Records from a collection:
|---|

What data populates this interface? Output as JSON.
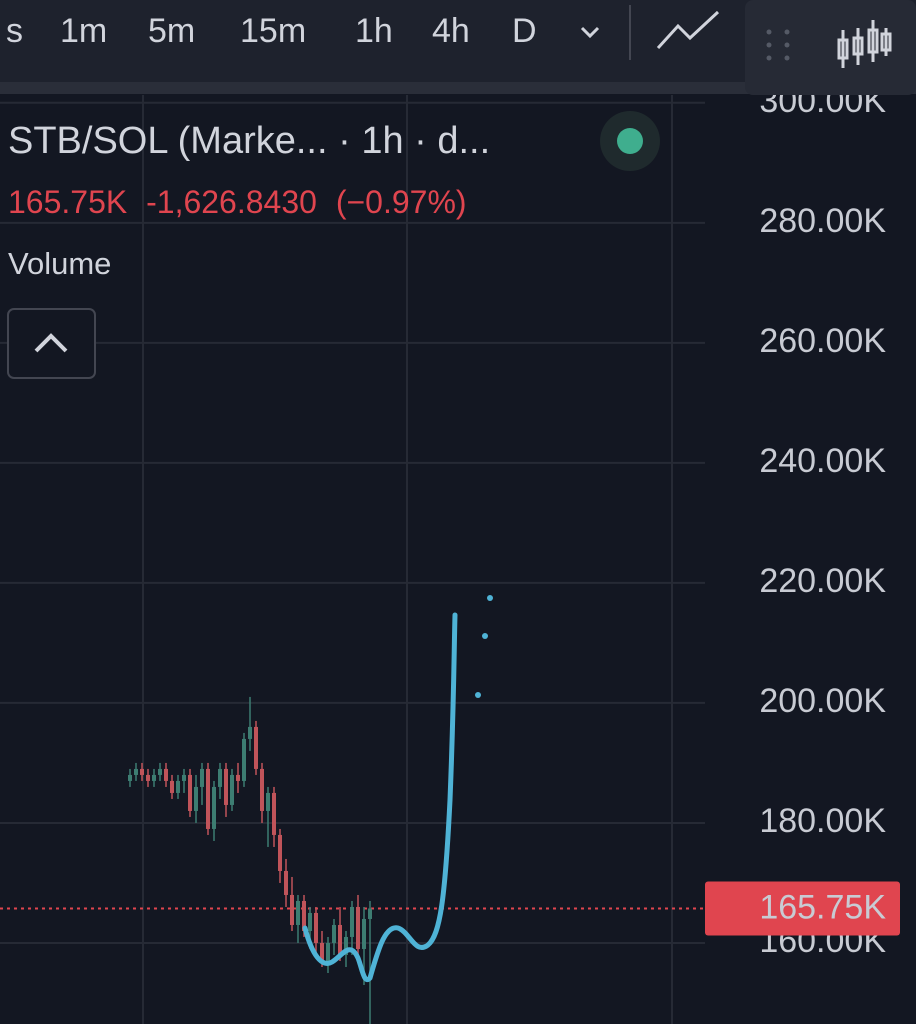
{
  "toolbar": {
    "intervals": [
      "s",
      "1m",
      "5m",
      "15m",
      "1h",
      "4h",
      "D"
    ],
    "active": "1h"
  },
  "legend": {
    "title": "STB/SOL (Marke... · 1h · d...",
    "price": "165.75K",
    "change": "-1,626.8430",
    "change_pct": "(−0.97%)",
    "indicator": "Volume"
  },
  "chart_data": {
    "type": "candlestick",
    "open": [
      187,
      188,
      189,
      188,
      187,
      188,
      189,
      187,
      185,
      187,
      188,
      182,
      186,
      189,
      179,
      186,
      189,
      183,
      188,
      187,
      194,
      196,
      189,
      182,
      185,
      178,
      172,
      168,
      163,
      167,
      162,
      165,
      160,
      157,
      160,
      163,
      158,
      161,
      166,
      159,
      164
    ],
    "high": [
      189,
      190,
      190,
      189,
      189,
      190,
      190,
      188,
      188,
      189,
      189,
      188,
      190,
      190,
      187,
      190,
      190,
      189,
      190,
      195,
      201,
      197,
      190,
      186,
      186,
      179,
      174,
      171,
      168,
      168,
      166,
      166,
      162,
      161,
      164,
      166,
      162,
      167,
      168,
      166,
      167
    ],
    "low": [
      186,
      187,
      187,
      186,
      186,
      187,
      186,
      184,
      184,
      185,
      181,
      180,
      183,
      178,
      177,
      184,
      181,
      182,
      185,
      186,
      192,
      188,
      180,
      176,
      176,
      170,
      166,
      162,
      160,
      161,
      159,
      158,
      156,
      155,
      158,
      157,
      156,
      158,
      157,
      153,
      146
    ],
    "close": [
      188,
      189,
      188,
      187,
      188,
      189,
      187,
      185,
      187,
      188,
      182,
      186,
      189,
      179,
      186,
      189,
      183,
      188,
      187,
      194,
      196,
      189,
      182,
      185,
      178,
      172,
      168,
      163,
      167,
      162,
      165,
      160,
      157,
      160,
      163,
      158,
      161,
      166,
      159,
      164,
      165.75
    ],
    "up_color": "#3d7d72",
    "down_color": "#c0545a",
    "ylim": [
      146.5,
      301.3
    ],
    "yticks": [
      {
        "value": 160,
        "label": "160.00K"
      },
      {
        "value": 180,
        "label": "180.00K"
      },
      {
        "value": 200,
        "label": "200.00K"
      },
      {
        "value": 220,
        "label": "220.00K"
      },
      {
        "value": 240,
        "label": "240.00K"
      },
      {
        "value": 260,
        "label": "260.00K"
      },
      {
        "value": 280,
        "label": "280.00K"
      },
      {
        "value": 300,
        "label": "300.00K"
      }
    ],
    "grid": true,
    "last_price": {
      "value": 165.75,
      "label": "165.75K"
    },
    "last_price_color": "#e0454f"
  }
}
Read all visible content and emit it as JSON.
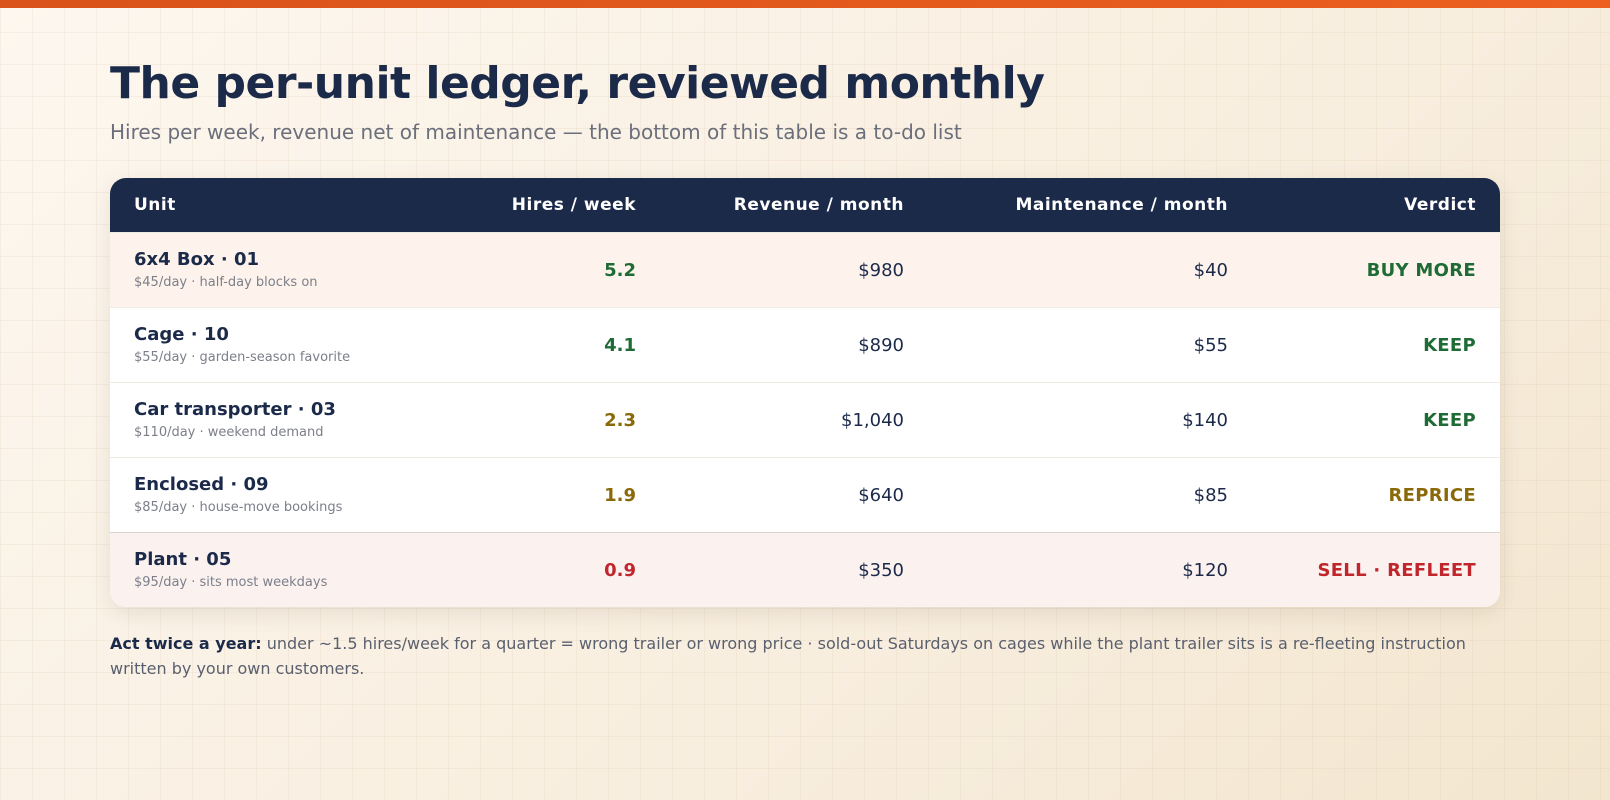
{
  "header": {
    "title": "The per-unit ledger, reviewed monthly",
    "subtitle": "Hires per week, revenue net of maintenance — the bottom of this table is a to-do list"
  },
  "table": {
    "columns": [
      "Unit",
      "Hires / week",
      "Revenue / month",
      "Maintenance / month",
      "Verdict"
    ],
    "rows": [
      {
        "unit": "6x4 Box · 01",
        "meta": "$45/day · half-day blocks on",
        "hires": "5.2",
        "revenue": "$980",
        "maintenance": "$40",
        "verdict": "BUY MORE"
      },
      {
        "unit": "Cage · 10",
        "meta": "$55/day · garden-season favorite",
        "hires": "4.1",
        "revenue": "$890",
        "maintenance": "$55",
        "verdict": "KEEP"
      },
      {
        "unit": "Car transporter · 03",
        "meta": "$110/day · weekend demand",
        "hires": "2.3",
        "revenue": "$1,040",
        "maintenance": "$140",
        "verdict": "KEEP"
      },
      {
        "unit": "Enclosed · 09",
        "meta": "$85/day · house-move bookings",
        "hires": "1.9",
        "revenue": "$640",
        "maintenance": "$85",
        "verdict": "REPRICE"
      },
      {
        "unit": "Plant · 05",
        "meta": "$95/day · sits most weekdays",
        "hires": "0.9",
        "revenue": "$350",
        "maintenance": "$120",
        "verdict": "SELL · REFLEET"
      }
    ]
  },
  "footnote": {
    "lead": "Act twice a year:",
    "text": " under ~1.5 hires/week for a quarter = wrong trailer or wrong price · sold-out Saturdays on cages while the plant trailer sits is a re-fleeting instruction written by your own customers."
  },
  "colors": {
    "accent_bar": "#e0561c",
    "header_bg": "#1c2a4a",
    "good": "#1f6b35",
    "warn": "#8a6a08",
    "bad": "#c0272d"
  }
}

|---|

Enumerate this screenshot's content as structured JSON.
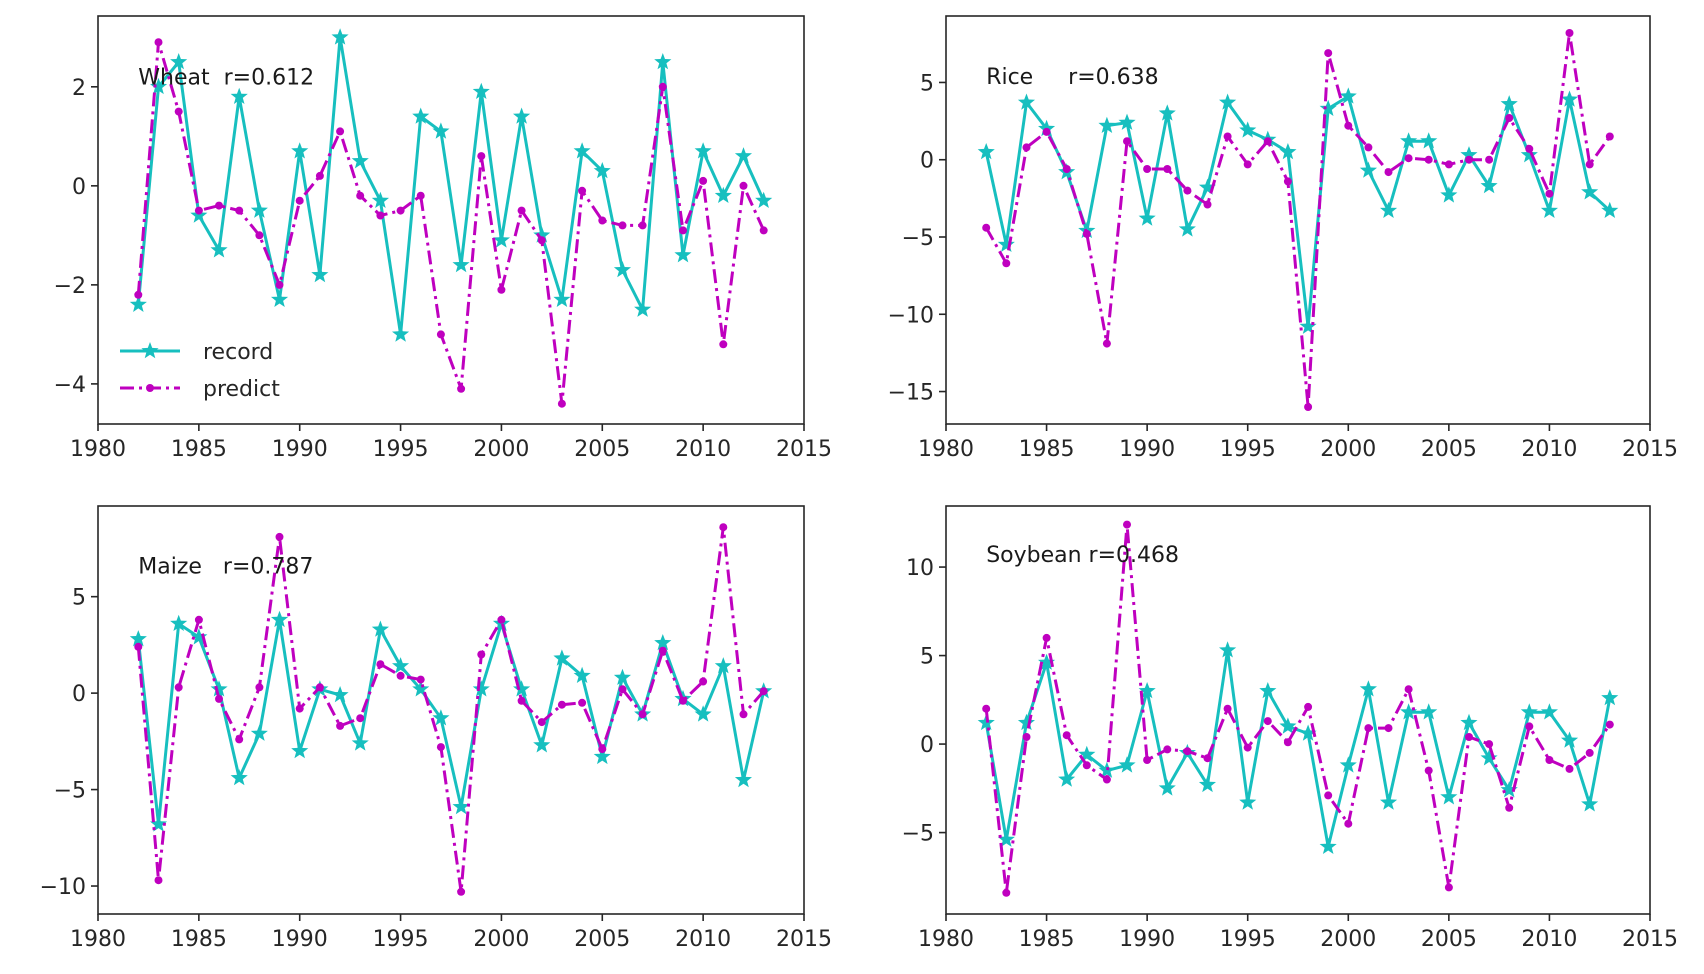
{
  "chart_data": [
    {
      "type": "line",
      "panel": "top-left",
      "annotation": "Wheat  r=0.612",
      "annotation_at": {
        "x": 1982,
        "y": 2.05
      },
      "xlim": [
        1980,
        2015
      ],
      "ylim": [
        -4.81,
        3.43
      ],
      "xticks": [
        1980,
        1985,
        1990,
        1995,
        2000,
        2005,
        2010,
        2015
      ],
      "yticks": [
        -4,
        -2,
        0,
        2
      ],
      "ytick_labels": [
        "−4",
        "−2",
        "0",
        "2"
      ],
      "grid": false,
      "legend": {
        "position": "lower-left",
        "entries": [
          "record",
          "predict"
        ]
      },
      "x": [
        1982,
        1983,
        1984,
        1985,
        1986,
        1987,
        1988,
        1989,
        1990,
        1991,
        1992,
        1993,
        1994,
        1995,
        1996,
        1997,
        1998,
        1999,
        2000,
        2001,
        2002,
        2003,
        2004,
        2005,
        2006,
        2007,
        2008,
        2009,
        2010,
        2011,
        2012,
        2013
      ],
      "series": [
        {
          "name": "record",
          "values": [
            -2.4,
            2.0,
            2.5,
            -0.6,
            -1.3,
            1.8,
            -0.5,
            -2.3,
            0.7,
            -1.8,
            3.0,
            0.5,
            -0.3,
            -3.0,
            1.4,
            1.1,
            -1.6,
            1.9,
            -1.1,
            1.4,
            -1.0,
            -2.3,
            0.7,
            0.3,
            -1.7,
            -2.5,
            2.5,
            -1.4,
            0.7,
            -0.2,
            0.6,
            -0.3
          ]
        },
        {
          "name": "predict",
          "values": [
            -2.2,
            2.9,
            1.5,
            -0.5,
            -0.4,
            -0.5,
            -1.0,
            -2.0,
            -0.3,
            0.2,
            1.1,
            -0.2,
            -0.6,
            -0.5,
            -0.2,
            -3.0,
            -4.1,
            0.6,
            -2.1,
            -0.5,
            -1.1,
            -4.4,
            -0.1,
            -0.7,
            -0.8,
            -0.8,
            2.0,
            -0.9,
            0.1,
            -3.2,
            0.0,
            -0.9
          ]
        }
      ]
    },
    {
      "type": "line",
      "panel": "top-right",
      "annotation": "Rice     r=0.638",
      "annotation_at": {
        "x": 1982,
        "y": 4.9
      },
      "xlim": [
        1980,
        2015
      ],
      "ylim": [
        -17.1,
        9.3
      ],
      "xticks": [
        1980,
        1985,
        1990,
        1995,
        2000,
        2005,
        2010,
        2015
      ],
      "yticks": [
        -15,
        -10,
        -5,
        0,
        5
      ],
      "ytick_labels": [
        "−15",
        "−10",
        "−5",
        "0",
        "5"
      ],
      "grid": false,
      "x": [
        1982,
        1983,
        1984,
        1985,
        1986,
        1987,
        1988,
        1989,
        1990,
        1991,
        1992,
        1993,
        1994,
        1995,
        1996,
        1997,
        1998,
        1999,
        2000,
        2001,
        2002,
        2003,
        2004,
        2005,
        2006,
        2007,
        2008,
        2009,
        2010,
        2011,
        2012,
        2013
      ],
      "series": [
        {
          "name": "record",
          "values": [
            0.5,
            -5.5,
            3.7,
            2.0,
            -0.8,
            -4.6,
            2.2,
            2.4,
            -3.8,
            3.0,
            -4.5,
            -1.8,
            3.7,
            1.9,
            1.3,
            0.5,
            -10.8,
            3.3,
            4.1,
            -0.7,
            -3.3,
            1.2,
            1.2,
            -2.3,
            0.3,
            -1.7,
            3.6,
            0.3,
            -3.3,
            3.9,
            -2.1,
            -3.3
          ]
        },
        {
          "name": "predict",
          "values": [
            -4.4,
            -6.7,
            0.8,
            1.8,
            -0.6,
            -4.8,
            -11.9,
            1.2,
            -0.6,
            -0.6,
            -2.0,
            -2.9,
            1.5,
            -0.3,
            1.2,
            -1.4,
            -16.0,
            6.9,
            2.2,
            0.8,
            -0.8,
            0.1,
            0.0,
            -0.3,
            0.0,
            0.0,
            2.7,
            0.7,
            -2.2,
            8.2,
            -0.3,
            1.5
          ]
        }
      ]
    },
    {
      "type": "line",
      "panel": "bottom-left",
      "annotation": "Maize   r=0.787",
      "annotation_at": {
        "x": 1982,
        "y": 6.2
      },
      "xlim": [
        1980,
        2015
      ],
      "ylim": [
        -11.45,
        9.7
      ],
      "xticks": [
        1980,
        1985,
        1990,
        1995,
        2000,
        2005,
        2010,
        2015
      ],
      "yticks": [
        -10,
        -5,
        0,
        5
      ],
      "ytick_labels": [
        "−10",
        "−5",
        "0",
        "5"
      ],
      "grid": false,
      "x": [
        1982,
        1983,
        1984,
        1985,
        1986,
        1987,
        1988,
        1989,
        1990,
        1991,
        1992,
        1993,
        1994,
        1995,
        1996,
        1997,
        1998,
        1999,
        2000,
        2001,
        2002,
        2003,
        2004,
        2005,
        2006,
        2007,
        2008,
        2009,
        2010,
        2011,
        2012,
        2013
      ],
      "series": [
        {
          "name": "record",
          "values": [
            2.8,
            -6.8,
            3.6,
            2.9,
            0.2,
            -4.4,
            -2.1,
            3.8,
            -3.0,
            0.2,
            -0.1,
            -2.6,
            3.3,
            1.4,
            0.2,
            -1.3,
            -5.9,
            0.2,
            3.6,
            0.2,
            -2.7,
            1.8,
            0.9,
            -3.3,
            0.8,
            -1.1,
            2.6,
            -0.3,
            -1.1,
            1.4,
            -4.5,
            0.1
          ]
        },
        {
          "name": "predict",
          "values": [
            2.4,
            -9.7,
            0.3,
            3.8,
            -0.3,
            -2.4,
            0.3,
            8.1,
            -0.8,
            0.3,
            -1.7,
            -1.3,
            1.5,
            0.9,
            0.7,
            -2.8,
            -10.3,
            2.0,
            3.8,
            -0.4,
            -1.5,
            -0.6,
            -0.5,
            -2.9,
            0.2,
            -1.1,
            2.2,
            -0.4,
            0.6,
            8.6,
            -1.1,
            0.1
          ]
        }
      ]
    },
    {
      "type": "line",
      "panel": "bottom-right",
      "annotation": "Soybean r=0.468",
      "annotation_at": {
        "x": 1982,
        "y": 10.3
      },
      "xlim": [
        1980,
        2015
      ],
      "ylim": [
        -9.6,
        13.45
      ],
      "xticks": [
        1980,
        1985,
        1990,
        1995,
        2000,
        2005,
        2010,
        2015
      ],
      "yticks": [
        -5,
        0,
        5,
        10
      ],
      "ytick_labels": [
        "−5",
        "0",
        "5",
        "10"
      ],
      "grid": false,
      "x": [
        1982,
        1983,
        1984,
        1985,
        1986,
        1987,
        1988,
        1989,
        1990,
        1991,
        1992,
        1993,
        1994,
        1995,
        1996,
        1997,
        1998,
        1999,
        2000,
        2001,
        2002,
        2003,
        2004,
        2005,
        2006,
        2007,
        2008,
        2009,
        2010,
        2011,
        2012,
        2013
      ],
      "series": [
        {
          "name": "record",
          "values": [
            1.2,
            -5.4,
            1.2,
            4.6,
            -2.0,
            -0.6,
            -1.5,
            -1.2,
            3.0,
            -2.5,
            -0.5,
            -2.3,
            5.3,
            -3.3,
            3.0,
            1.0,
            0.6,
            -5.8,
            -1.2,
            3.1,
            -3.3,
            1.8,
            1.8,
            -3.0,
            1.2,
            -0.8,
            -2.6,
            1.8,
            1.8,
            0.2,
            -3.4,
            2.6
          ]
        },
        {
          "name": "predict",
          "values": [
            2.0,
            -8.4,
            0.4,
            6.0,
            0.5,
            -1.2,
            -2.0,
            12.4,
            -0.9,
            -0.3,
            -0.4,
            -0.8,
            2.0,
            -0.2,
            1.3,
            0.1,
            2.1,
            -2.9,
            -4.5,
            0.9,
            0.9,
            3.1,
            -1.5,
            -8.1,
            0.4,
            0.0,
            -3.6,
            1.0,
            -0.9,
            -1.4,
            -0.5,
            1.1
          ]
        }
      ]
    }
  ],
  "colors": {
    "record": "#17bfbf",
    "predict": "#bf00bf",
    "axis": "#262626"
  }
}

|---|

#### [TASK]
Copy every line in the records above that contains the word "sits".

#### [OUTPUT]
        "meta": "$95/day · sits most weekdays",
    "text": " under ~1.5 hires/week for a quarter = wrong trailer or wrong price · sold-out Saturdays on cages while the plant trailer sits is a re-fleeting instruction written by your own customers."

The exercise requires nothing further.